● **DO THIS**
Search the records below for the word "player". Pull out each line that has it.
— start of ROWS —
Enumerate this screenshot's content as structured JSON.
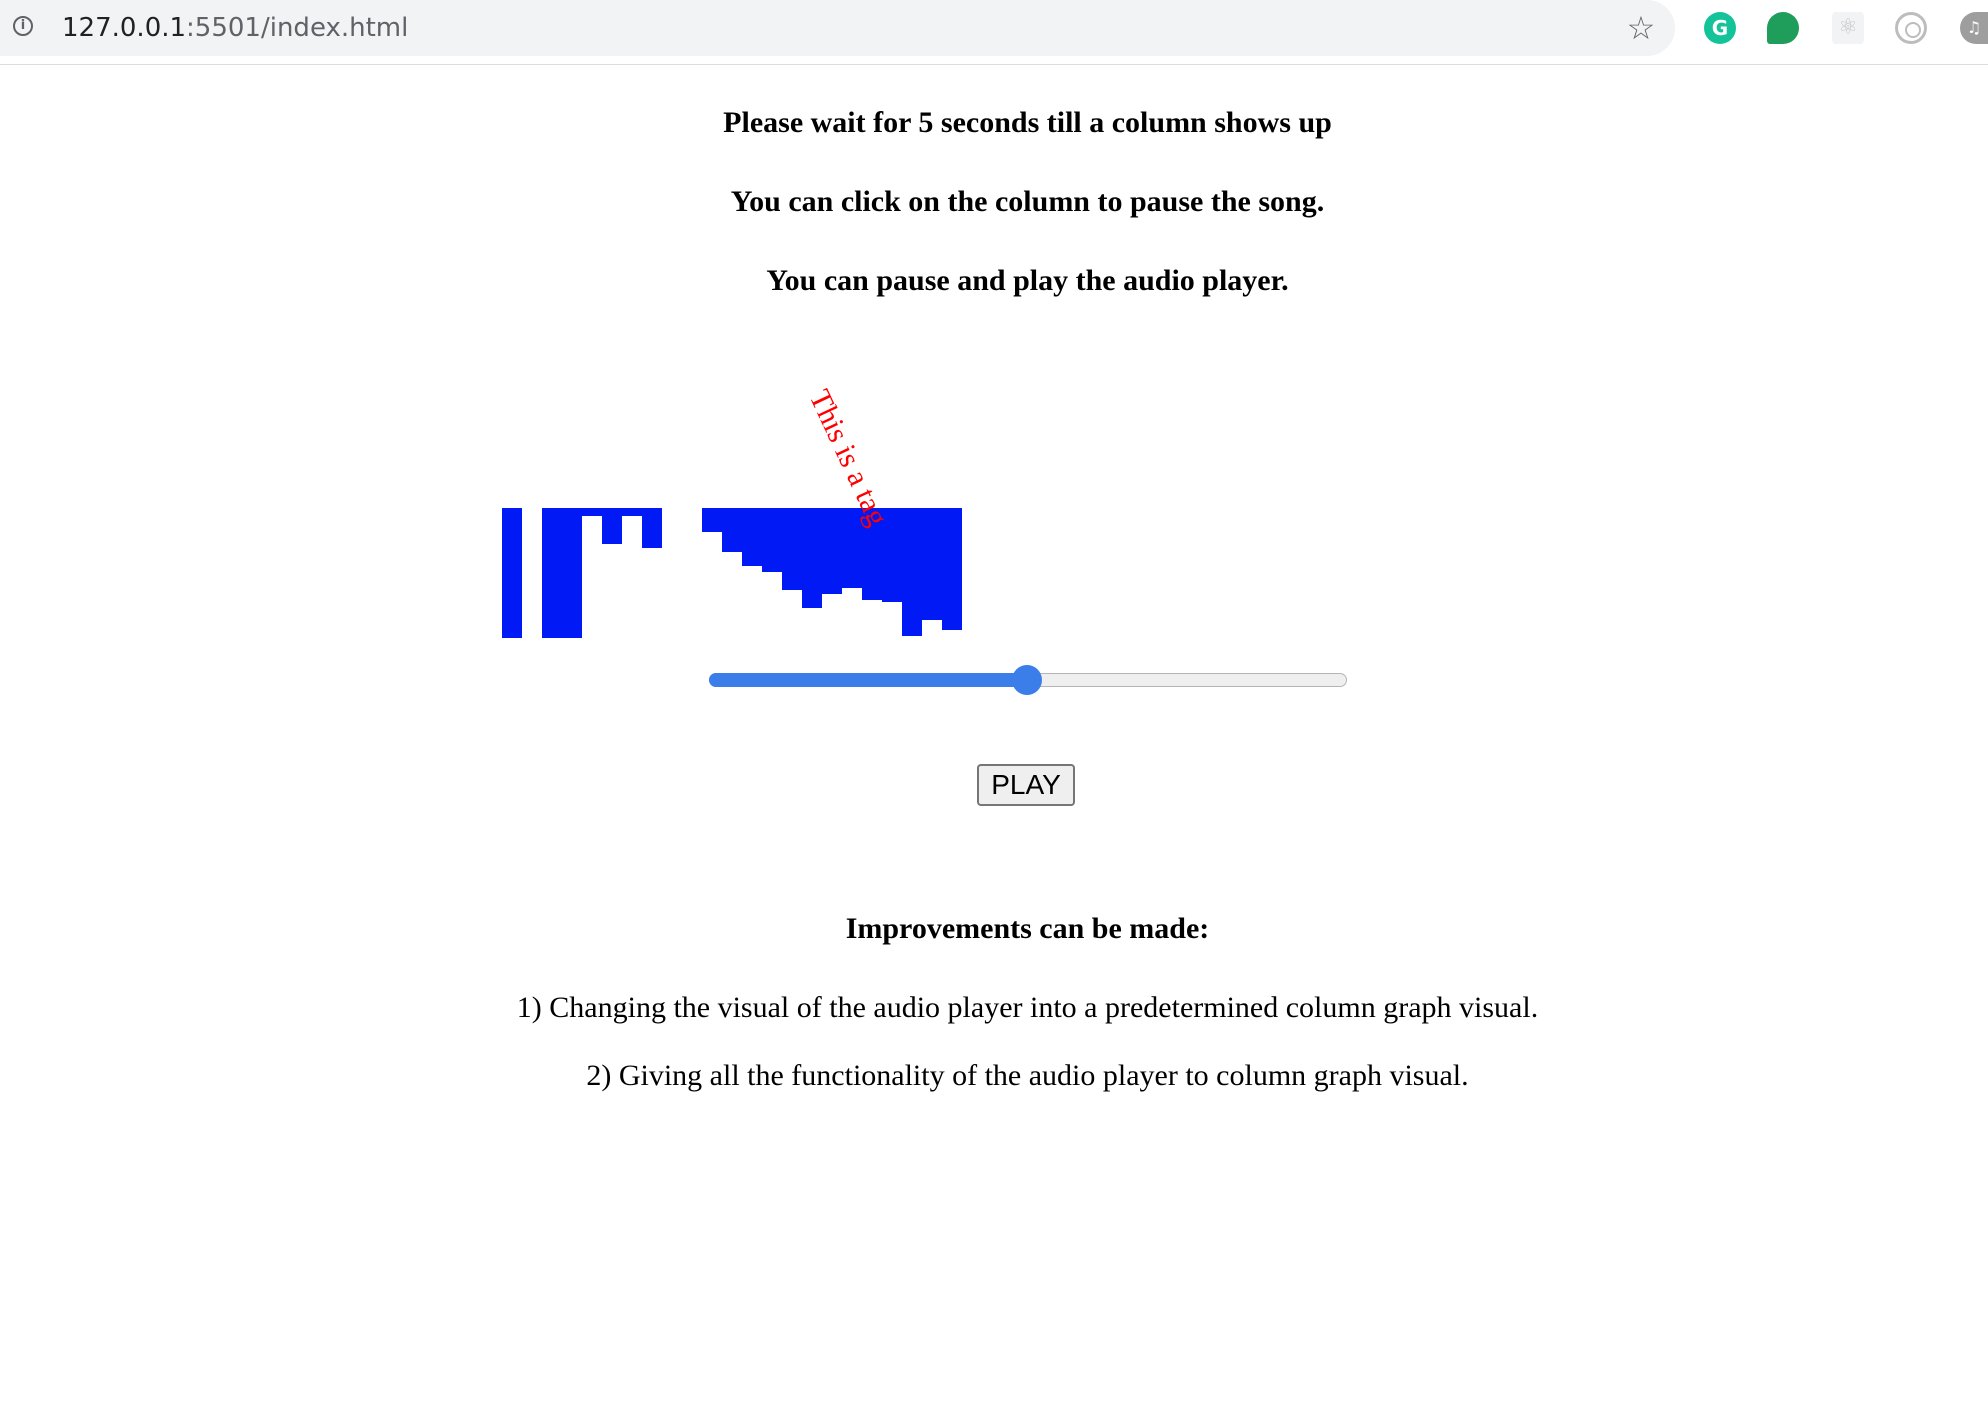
{
  "browser": {
    "url_host": "127.0.0.1",
    "url_rest": ":5501/index.html",
    "info_icon": "info-icon",
    "bookmark_icon": "star-icon",
    "extensions": [
      "grammarly-icon",
      "chat-bubble-icon",
      "react-devtools-icon",
      "target-icon",
      "music-icon"
    ]
  },
  "instructions": [
    "Please wait for 5 seconds till a column shows up",
    "You can click on the column to pause the song.",
    "You can pause and play the audio player."
  ],
  "visualizer": {
    "color": "#0019f5",
    "tag_text": "This is a tag",
    "tag_color": "#ff0000"
  },
  "player": {
    "progress": 0.5,
    "accent": "#3b7de9",
    "play_label": "PLAY"
  },
  "improvements": {
    "title": "Improvements can be made:",
    "items": [
      "1) Changing the visual of the audio player into a predetermined column graph visual.",
      "2) Giving all the functionality of the audio player to column graph visual."
    ]
  }
}
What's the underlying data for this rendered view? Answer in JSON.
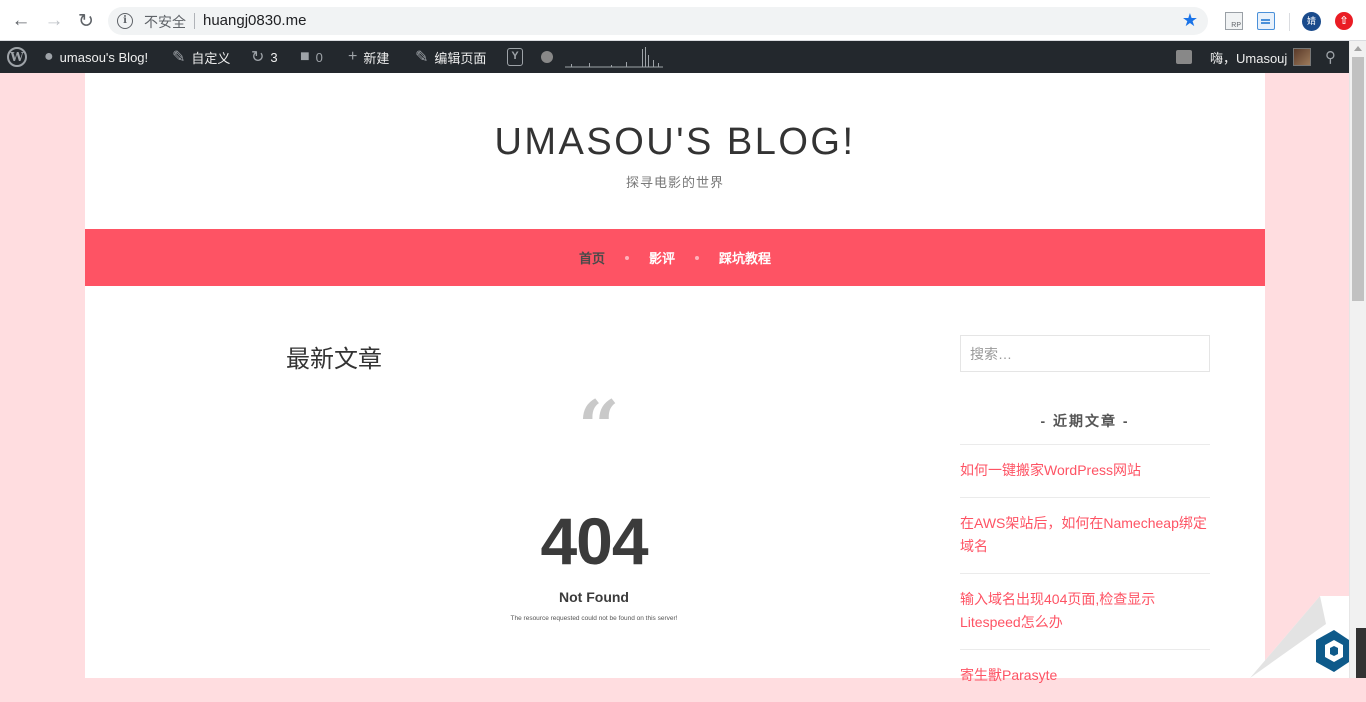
{
  "browser": {
    "insecure_label": "不安全",
    "url": "huangj0830.me",
    "rp_ext_label": "RP",
    "profile_label": "婧"
  },
  "adminbar": {
    "site_name": "umasou's Blog!",
    "customize": "自定义",
    "updates_count": "3",
    "comments_count": "0",
    "new": "新建",
    "edit_page": "编辑页面",
    "greeting": "嗨，Umasouj"
  },
  "site": {
    "title": "UMASOU'S BLOG!",
    "description": "探寻电影的世界"
  },
  "nav": {
    "items": [
      {
        "label": "首页"
      },
      {
        "label": "影评"
      },
      {
        "label": "踩坑教程"
      }
    ]
  },
  "main": {
    "title": "最新文章",
    "error_code": "404",
    "error_title": "Not Found",
    "error_detail": "The resource requested could not be found on this server!"
  },
  "sidebar": {
    "search_placeholder": "搜索…",
    "recent_title": "- 近期文章 -",
    "recent_posts": [
      {
        "label": "如何一键搬家WordPress网站"
      },
      {
        "label": "在AWS架站后，如何在Namecheap绑定域名"
      },
      {
        "label": "输入域名出现404页面,检查显示Litespeed怎么办"
      },
      {
        "label": "寄生獸Parasyte"
      }
    ]
  },
  "colors": {
    "accent": "#fe5364",
    "background": "#ffdde0",
    "adminbar": "#23282d"
  }
}
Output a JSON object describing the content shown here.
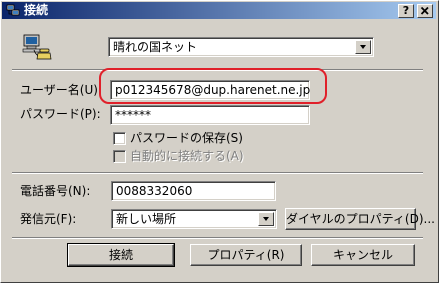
{
  "window": {
    "title": "接続",
    "help_btn": "?",
    "close_btn": "X"
  },
  "connection": {
    "selected": "晴れの国ネット"
  },
  "username": {
    "label": "ユーザー名(U):",
    "value": "p012345678@dup.harenet.ne.jp"
  },
  "password": {
    "label": "パスワード(P):",
    "value": "******"
  },
  "save_password": {
    "label": "パスワードの保存(S)",
    "checked": false
  },
  "auto_connect": {
    "label": "自動的に接続する(A)",
    "checked": false,
    "enabled": false
  },
  "phone": {
    "label": "電話番号(N):",
    "value": "0088332060"
  },
  "dial_from": {
    "label": "発信元(F):",
    "selected": "新しい場所",
    "properties_button": "ダイヤルのプロパティ(D)..."
  },
  "buttons": {
    "connect": "接続",
    "properties": "プロパティ(R)",
    "cancel": "キャンセル"
  },
  "colors": {
    "titlebar_start": "#0a246a",
    "titlebar_end": "#a6caf0",
    "highlight": "#e0202a",
    "face": "#d4d0c8"
  }
}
— end of ROWS —
● **THE RESPONSE**
    "You can pause and play the audio player."
  "player": {
      "1) Changing the visual of the audio player into a predetermined column graph visual.",
      "2) Giving all the functionality of the audio player to column graph visual."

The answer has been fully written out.